**Records supplied**
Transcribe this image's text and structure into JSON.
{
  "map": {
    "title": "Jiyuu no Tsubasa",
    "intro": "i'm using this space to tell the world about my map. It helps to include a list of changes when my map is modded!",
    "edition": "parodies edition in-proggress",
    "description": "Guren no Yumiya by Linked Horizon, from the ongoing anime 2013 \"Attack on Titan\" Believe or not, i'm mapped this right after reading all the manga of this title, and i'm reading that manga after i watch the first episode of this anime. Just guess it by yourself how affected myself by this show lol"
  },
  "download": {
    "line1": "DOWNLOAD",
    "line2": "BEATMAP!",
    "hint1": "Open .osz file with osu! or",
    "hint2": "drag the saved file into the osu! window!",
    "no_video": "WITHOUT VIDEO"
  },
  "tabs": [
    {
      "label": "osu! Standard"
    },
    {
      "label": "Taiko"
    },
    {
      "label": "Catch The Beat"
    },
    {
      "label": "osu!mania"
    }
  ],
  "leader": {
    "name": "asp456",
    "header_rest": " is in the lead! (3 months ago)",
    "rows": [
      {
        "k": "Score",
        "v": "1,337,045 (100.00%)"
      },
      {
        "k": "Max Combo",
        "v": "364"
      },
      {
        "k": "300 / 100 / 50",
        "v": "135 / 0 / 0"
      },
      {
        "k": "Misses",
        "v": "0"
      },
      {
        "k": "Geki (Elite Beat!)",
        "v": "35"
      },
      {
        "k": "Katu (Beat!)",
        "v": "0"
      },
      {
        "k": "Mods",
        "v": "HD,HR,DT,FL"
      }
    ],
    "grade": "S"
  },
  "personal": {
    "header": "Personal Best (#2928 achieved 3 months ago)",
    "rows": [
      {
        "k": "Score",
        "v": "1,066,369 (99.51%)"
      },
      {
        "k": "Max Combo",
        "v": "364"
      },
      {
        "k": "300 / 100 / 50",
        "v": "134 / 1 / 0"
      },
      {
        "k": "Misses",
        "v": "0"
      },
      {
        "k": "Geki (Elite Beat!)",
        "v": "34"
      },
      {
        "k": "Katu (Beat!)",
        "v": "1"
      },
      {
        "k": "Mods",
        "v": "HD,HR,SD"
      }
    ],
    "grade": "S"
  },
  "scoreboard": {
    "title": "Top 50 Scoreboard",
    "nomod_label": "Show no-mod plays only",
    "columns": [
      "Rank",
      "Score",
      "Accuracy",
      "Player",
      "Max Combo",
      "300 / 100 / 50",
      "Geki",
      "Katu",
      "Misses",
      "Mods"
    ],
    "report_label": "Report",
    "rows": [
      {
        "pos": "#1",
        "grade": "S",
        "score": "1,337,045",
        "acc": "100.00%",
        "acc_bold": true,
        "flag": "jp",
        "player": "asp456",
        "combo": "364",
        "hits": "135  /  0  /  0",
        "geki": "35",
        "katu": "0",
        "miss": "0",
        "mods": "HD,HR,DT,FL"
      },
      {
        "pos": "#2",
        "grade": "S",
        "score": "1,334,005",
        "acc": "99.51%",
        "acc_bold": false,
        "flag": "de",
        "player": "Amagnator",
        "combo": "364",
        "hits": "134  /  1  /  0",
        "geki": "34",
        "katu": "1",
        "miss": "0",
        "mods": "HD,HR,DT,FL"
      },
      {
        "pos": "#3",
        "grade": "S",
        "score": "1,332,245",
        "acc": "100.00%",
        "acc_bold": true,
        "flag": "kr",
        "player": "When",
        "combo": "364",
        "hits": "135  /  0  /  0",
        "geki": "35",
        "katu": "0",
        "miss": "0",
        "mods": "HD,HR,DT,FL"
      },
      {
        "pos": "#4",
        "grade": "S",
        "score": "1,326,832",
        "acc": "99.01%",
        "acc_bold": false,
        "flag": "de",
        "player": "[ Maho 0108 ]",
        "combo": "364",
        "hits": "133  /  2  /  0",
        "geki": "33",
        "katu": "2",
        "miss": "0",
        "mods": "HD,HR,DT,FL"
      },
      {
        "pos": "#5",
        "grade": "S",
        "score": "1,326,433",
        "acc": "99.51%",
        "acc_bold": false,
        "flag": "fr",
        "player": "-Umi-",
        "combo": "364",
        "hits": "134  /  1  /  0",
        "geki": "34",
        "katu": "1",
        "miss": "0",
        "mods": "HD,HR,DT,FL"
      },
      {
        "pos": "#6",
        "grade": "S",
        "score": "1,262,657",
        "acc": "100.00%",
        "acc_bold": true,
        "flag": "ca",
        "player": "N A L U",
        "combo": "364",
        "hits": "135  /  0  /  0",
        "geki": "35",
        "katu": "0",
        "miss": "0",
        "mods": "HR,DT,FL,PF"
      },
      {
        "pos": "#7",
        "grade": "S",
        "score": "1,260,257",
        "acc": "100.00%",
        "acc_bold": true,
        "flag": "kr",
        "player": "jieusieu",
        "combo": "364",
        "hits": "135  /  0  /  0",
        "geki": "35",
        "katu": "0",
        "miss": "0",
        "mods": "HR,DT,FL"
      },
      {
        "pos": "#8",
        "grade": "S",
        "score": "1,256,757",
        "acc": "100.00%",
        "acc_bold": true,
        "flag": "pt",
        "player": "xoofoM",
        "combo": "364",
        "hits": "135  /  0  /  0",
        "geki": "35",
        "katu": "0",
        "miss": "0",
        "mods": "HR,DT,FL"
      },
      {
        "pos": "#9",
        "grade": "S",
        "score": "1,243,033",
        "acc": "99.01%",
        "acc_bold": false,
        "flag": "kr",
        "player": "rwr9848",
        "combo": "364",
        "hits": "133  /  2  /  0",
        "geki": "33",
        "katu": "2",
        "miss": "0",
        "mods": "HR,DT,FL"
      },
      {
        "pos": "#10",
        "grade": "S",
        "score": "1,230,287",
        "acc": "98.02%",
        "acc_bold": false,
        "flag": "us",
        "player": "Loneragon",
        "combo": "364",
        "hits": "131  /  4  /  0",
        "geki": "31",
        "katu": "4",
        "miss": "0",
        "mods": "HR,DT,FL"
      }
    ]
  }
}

**Work to be completed**
Retype the data in full and match it exactly.

**Reply to the exercise**
Transcribe this image's text and structure into JSON.
{
  "map": {
    "title": "Jiyuu no Tsubasa",
    "intro": "i'm using this space to tell the world about my map. It helps to include a list of changes when my map is modded!",
    "edition": "parodies edition in-proggress",
    "description": "Guren no Yumiya by Linked Horizon, from the ongoing anime 2013 \"Attack on Titan\" Believe or not, i'm mapped this right after reading all the manga of this title, and i'm reading that manga after i watch the first episode of this anime. Just guess it by yourself how affected myself by this show lol"
  },
  "download": {
    "line1": "DOWNLOAD",
    "line2": "BEATMAP!",
    "hint1": "Open .osz file with osu! or",
    "hint2": "drag the saved file into the osu! window!",
    "no_video": "WITHOUT VIDEO"
  },
  "tabs": [
    {
      "label": "osu! Standard"
    },
    {
      "label": "Taiko"
    },
    {
      "label": "Catch The Beat"
    },
    {
      "label": "osu!mania"
    }
  ],
  "leader": {
    "name": "asp456",
    "header_rest": " is in the lead! (3 months ago)",
    "rows": [
      {
        "k": "Score",
        "v": "1,337,045 (100.00%)"
      },
      {
        "k": "Max Combo",
        "v": "364"
      },
      {
        "k": "300 / 100 / 50",
        "v": "135 / 0 / 0"
      },
      {
        "k": "Misses",
        "v": "0"
      },
      {
        "k": "Geki (Elite Beat!)",
        "v": "35"
      },
      {
        "k": "Katu (Beat!)",
        "v": "0"
      },
      {
        "k": "Mods",
        "v": "HD,HR,DT,FL"
      }
    ],
    "grade": "S"
  },
  "personal": {
    "header": "Personal Best (#2928 achieved 3 months ago)",
    "rows": [
      {
        "k": "Score",
        "v": "1,066,369 (99.51%)"
      },
      {
        "k": "Max Combo",
        "v": "364"
      },
      {
        "k": "300 / 100 / 50",
        "v": "134 / 1 / 0"
      },
      {
        "k": "Misses",
        "v": "0"
      },
      {
        "k": "Geki (Elite Beat!)",
        "v": "34"
      },
      {
        "k": "Katu (Beat!)",
        "v": "1"
      },
      {
        "k": "Mods",
        "v": "HD,HR,SD"
      }
    ],
    "grade": "S"
  },
  "scoreboard": {
    "title": "Top 50 Scoreboard",
    "nomod_label": "Show no-mod plays only",
    "columns": [
      "Rank",
      "Score",
      "Accuracy",
      "Player",
      "Max Combo",
      "300 / 100 / 50",
      "Geki",
      "Katu",
      "Misses",
      "Mods"
    ],
    "report_label": "Report",
    "rows": [
      {
        "pos": "#1",
        "grade": "S",
        "score": "1,337,045",
        "acc": "100.00%",
        "acc_bold": true,
        "flag": "jp",
        "player": "asp456",
        "combo": "364",
        "hits": "135  /  0  /  0",
        "geki": "35",
        "katu": "0",
        "miss": "0",
        "mods": "HD,HR,DT,FL"
      },
      {
        "pos": "#2",
        "grade": "S",
        "score": "1,334,005",
        "acc": "99.51%",
        "acc_bold": false,
        "flag": "de",
        "player": "Amagnator",
        "combo": "364",
        "hits": "134  /  1  /  0",
        "geki": "34",
        "katu": "1",
        "miss": "0",
        "mods": "HD,HR,DT,FL"
      },
      {
        "pos": "#3",
        "grade": "S",
        "score": "1,332,245",
        "acc": "100.00%",
        "acc_bold": true,
        "flag": "kr",
        "player": "When",
        "combo": "364",
        "hits": "135  /  0  /  0",
        "geki": "35",
        "katu": "0",
        "miss": "0",
        "mods": "HD,HR,DT,FL"
      },
      {
        "pos": "#4",
        "grade": "S",
        "score": "1,326,832",
        "acc": "99.01%",
        "acc_bold": false,
        "flag": "de",
        "player": "[ Maho 0108 ]",
        "combo": "364",
        "hits": "133  /  2  /  0",
        "geki": "33",
        "katu": "2",
        "miss": "0",
        "mods": "HD,HR,DT,FL"
      },
      {
        "pos": "#5",
        "grade": "S",
        "score": "1,326,433",
        "acc": "99.51%",
        "acc_bold": false,
        "flag": "fr",
        "player": "-Umi-",
        "combo": "364",
        "hits": "134  /  1  /  0",
        "geki": "34",
        "katu": "1",
        "miss": "0",
        "mods": "HD,HR,DT,FL"
      },
      {
        "pos": "#6",
        "grade": "S",
        "score": "1,262,657",
        "acc": "100.00%",
        "acc_bold": true,
        "flag": "ca",
        "player": "N A L U",
        "combo": "364",
        "hits": "135  /  0  /  0",
        "geki": "35",
        "katu": "0",
        "miss": "0",
        "mods": "HR,DT,FL,PF"
      },
      {
        "pos": "#7",
        "grade": "S",
        "score": "1,260,257",
        "acc": "100.00%",
        "acc_bold": true,
        "flag": "kr",
        "player": "jieusieu",
        "combo": "364",
        "hits": "135  /  0  /  0",
        "geki": "35",
        "katu": "0",
        "miss": "0",
        "mods": "HR,DT,FL"
      },
      {
        "pos": "#8",
        "grade": "S",
        "score": "1,256,757",
        "acc": "100.00%",
        "acc_bold": true,
        "flag": "pt",
        "player": "xoofoM",
        "combo": "364",
        "hits": "135  /  0  /  0",
        "geki": "35",
        "katu": "0",
        "miss": "0",
        "mods": "HR,DT,FL"
      },
      {
        "pos": "#9",
        "grade": "S",
        "score": "1,243,033",
        "acc": "99.01%",
        "acc_bold": false,
        "flag": "kr",
        "player": "rwr9848",
        "combo": "364",
        "hits": "133  /  2  /  0",
        "geki": "33",
        "katu": "2",
        "miss": "0",
        "mods": "HR,DT,FL"
      },
      {
        "pos": "#10",
        "grade": "S",
        "score": "1,230,287",
        "acc": "98.02%",
        "acc_bold": false,
        "flag": "us",
        "player": "Loneragon",
        "combo": "364",
        "hits": "131  /  4  /  0",
        "geki": "31",
        "katu": "4",
        "miss": "0",
        "mods": "HR,DT,FL"
      }
    ]
  }
}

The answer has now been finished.